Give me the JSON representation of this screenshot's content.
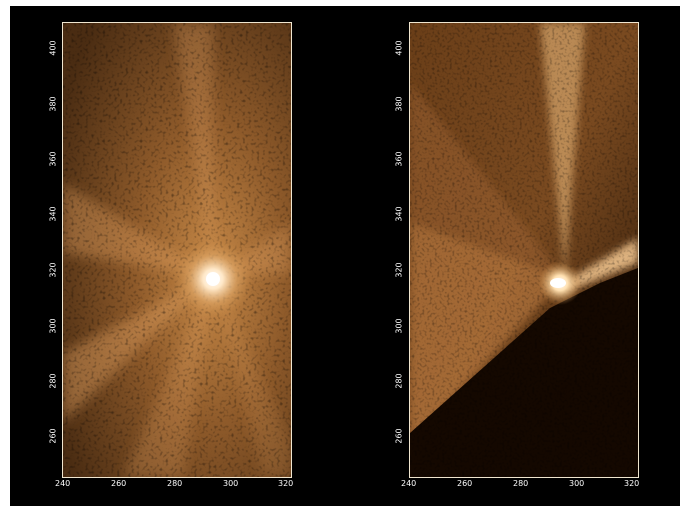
{
  "panels": [
    {
      "id": "left",
      "x_ticks": [
        "240",
        "260",
        "280",
        "300",
        "320"
      ],
      "y_ticks": [
        "400",
        "380",
        "360",
        "340",
        "320",
        "300",
        "280",
        "260"
      ]
    },
    {
      "id": "right",
      "x_ticks": [
        "240",
        "260",
        "280",
        "300",
        "320"
      ],
      "y_ticks": [
        "400",
        "380",
        "360",
        "340",
        "320",
        "300",
        "280",
        "260"
      ]
    }
  ],
  "colors": {
    "background": "#000000",
    "frame": "#f0e6d0",
    "glow": "#c98a45",
    "core": "#ffffff"
  }
}
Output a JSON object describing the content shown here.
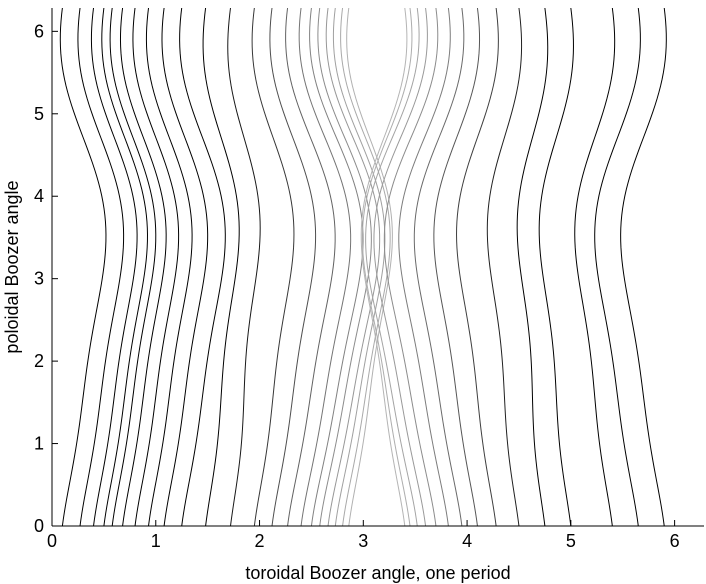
{
  "chart_data": {
    "type": "line",
    "title": "",
    "xlabel": "toroidal Boozer angle, one period",
    "ylabel": "poloidal Boozer angle",
    "xlim": [
      0,
      6.2832
    ],
    "ylim": [
      0,
      6.2832
    ],
    "xticks": [
      "0",
      "1",
      "2",
      "3",
      "4",
      "5",
      "6"
    ],
    "yticks": [
      "0",
      "1",
      "2",
      "3",
      "4",
      "5",
      "6"
    ],
    "grid": false,
    "legend": "none",
    "line_color": "#000000",
    "series_count": 37,
    "contours": {
      "description_of_levels": "contour lines of |B| on a flux surface over one toroidal field period; lines fade from black at the field-period boundaries to light grey near the center",
      "x_at_bottom": [
        0.1,
        0.27,
        0.4,
        0.5,
        0.58,
        0.68,
        0.8,
        0.93,
        1.08,
        1.25,
        1.48,
        1.72,
        1.95,
        2.12,
        2.27,
        2.4,
        2.5,
        2.58,
        2.66,
        2.73,
        2.8,
        2.86,
        3.4,
        3.45,
        3.52,
        3.6,
        3.7,
        3.82,
        3.95,
        4.1,
        4.28,
        4.5,
        4.75,
        5.0,
        5.4,
        5.65,
        5.9
      ],
      "amplitude": [
        0.2,
        0.2,
        0.2,
        0.2,
        0.2,
        0.2,
        0.2,
        0.2,
        0.2,
        0.2,
        0.15,
        0.13,
        0.18,
        0.2,
        0.22,
        0.23,
        0.24,
        0.24,
        0.24,
        0.23,
        0.22,
        0.2,
        -0.2,
        -0.22,
        -0.24,
        -0.24,
        -0.24,
        -0.23,
        -0.22,
        -0.2,
        -0.18,
        -0.14,
        -0.12,
        -0.14,
        -0.17,
        -0.2,
        -0.2
      ]
    }
  }
}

------------------------------------------------

- Exercise requirements -
Reproduce all of the data exactly, omitting each picture it holds.

- Finished answer -
Give me the JSON representation of this screenshot's content.
{
  "panels": [
    {
      "id": "left",
      "x_ticks": [
        "240",
        "260",
        "280",
        "300",
        "320"
      ],
      "y_ticks": [
        "400",
        "380",
        "360",
        "340",
        "320",
        "300",
        "280",
        "260"
      ]
    },
    {
      "id": "right",
      "x_ticks": [
        "240",
        "260",
        "280",
        "300",
        "320"
      ],
      "y_ticks": [
        "400",
        "380",
        "360",
        "340",
        "320",
        "300",
        "280",
        "260"
      ]
    }
  ],
  "colors": {
    "background": "#000000",
    "frame": "#f0e6d0",
    "glow": "#c98a45",
    "core": "#ffffff"
  }
}
Output a JSON object describing the content shown here.
{
  "chart_data": {
    "type": "line",
    "title": "",
    "xlabel": "toroidal Boozer angle, one period",
    "ylabel": "poloidal Boozer angle",
    "xlim": [
      0,
      6.2832
    ],
    "ylim": [
      0,
      6.2832
    ],
    "xticks": [
      "0",
      "1",
      "2",
      "3",
      "4",
      "5",
      "6"
    ],
    "yticks": [
      "0",
      "1",
      "2",
      "3",
      "4",
      "5",
      "6"
    ],
    "grid": false,
    "legend": "none",
    "line_color": "#000000",
    "series_count": 37,
    "contours": {
      "description_of_levels": "contour lines of |B| on a flux surface over one toroidal field period; lines fade from black at the field-period boundaries to light grey near the center",
      "x_at_bottom": [
        0.1,
        0.27,
        0.4,
        0.5,
        0.58,
        0.68,
        0.8,
        0.93,
        1.08,
        1.25,
        1.48,
        1.72,
        1.95,
        2.12,
        2.27,
        2.4,
        2.5,
        2.58,
        2.66,
        2.73,
        2.8,
        2.86,
        3.4,
        3.45,
        3.52,
        3.6,
        3.7,
        3.82,
        3.95,
        4.1,
        4.28,
        4.5,
        4.75,
        5.0,
        5.4,
        5.65,
        5.9
      ],
      "amplitude": [
        0.2,
        0.2,
        0.2,
        0.2,
        0.2,
        0.2,
        0.2,
        0.2,
        0.2,
        0.2,
        0.15,
        0.13,
        0.18,
        0.2,
        0.22,
        0.23,
        0.24,
        0.24,
        0.24,
        0.23,
        0.22,
        0.2,
        -0.2,
        -0.22,
        -0.24,
        -0.24,
        -0.24,
        -0.23,
        -0.22,
        -0.2,
        -0.18,
        -0.14,
        -0.12,
        -0.14,
        -0.17,
        -0.2,
        -0.2
      ]
    }
  }
}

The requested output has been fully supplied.